A block of data:
-*-*-

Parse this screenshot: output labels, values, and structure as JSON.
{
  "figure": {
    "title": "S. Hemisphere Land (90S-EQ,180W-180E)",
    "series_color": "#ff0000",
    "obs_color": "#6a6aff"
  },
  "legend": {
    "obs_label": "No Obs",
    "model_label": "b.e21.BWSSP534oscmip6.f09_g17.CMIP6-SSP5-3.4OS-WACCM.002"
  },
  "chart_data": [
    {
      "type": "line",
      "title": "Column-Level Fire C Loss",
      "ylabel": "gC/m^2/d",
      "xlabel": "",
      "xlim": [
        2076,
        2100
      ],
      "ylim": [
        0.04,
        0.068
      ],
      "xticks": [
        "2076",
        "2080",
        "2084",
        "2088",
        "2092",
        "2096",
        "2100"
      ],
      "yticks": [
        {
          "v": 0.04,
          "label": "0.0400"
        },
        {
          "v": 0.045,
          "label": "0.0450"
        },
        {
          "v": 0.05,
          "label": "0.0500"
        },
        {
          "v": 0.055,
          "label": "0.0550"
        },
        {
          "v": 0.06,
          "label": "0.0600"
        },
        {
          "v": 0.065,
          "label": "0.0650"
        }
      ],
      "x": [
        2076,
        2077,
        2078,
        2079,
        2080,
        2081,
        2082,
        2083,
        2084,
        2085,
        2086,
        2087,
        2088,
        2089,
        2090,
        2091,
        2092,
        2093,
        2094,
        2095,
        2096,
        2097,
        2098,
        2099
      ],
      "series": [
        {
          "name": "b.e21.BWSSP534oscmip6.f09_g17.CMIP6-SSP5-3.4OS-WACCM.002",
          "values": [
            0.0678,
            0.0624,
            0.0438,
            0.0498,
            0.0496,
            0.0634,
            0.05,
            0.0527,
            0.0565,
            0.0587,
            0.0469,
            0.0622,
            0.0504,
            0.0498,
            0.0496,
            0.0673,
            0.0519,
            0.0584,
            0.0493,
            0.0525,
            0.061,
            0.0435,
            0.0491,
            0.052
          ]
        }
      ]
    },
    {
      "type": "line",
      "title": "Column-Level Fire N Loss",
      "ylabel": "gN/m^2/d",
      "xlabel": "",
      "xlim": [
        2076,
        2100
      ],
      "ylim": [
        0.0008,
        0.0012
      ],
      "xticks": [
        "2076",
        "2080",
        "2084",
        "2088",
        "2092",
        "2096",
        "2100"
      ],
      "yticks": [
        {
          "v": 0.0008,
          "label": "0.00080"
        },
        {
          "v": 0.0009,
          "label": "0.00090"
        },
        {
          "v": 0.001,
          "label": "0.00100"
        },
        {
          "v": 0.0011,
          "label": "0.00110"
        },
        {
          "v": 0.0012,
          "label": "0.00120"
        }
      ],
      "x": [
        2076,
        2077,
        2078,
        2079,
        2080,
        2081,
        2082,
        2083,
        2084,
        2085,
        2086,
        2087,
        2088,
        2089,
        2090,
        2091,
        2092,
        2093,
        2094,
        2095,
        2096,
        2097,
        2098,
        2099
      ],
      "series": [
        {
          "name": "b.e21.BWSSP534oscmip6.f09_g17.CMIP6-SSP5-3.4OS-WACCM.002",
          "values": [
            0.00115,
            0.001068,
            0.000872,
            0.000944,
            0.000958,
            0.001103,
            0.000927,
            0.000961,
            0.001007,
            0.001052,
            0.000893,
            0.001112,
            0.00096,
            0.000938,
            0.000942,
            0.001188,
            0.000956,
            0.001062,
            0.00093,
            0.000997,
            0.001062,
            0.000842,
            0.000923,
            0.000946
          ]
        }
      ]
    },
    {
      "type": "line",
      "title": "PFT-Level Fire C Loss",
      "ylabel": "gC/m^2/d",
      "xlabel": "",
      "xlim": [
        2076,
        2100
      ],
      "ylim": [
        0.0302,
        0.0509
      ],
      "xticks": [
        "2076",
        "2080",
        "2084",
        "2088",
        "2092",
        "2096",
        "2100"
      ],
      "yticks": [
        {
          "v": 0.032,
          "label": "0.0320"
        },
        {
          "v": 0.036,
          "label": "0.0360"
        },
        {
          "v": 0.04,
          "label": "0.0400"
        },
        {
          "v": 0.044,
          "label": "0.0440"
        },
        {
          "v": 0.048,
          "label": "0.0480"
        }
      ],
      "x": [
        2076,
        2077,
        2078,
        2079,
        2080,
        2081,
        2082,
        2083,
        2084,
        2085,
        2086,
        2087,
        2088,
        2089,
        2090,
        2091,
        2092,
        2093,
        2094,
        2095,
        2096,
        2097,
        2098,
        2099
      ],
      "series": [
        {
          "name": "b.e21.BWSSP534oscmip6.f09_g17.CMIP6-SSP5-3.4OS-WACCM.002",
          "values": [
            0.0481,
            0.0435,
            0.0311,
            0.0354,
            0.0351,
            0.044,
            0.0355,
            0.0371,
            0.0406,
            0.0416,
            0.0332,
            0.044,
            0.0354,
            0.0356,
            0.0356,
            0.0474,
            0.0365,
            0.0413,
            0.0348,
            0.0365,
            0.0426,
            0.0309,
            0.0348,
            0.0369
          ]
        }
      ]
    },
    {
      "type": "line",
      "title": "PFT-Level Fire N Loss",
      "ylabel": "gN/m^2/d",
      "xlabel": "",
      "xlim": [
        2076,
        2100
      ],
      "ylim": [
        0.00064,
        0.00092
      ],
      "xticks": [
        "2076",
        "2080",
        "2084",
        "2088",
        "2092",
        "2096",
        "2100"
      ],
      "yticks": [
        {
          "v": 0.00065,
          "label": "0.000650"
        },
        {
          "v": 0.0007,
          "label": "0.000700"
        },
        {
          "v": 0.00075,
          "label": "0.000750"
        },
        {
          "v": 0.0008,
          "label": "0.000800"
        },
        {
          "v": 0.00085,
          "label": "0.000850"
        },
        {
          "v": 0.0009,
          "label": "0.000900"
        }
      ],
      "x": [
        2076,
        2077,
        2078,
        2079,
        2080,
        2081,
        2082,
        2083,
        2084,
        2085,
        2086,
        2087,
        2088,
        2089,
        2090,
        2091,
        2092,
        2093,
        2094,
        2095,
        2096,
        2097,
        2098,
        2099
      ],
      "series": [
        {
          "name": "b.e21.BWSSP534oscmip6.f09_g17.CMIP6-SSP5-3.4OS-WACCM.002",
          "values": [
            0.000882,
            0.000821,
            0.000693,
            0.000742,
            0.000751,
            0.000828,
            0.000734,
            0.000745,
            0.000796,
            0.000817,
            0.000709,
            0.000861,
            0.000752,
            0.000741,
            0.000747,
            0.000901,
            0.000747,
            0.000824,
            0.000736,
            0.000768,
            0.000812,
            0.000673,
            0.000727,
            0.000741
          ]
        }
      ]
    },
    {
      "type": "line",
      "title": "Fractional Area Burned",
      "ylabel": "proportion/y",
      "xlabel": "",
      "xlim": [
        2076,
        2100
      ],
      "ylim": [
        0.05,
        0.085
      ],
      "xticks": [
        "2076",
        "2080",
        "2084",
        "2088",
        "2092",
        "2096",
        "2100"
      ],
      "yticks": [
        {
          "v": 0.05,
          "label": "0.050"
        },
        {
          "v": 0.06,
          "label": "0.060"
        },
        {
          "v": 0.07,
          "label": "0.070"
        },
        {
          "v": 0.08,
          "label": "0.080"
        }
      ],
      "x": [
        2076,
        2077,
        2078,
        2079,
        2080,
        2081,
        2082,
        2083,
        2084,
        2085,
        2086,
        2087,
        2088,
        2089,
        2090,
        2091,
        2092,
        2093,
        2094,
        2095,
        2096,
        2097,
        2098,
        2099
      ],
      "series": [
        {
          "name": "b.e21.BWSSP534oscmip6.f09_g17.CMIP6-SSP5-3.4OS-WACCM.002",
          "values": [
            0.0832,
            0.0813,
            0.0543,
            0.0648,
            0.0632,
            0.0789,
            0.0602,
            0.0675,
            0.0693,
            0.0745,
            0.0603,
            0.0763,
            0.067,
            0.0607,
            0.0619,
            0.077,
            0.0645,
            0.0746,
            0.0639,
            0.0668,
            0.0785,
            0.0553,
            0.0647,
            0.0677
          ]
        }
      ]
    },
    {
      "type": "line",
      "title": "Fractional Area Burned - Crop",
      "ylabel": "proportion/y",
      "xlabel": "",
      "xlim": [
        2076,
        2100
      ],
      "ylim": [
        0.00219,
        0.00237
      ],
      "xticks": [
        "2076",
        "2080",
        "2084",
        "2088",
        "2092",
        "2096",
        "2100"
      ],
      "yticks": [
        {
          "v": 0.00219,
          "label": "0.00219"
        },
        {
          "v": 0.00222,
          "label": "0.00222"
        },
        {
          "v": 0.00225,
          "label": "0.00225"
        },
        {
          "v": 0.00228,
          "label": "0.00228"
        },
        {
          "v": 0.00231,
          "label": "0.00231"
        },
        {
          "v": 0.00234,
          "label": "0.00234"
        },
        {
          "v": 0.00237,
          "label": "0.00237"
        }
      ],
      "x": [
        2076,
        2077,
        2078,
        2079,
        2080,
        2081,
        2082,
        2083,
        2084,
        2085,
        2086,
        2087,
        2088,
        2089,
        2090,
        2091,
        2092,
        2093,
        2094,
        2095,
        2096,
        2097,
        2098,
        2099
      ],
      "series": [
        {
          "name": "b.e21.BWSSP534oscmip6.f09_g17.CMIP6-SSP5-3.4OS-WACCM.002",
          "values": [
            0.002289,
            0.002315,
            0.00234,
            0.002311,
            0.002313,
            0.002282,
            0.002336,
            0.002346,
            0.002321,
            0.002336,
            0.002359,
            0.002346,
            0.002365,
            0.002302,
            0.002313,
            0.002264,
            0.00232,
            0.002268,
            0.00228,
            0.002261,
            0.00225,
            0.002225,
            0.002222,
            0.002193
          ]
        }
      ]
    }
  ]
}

-*-*-

Task details:
Where a line in the entries holds "Level", copy that line.

Solution to this problem:
      "title": "Column-Level Fire C Loss",
      "title": "Column-Level Fire N Loss",
      "title": "PFT-Level Fire C Loss",
      "title": "PFT-Level Fire N Loss",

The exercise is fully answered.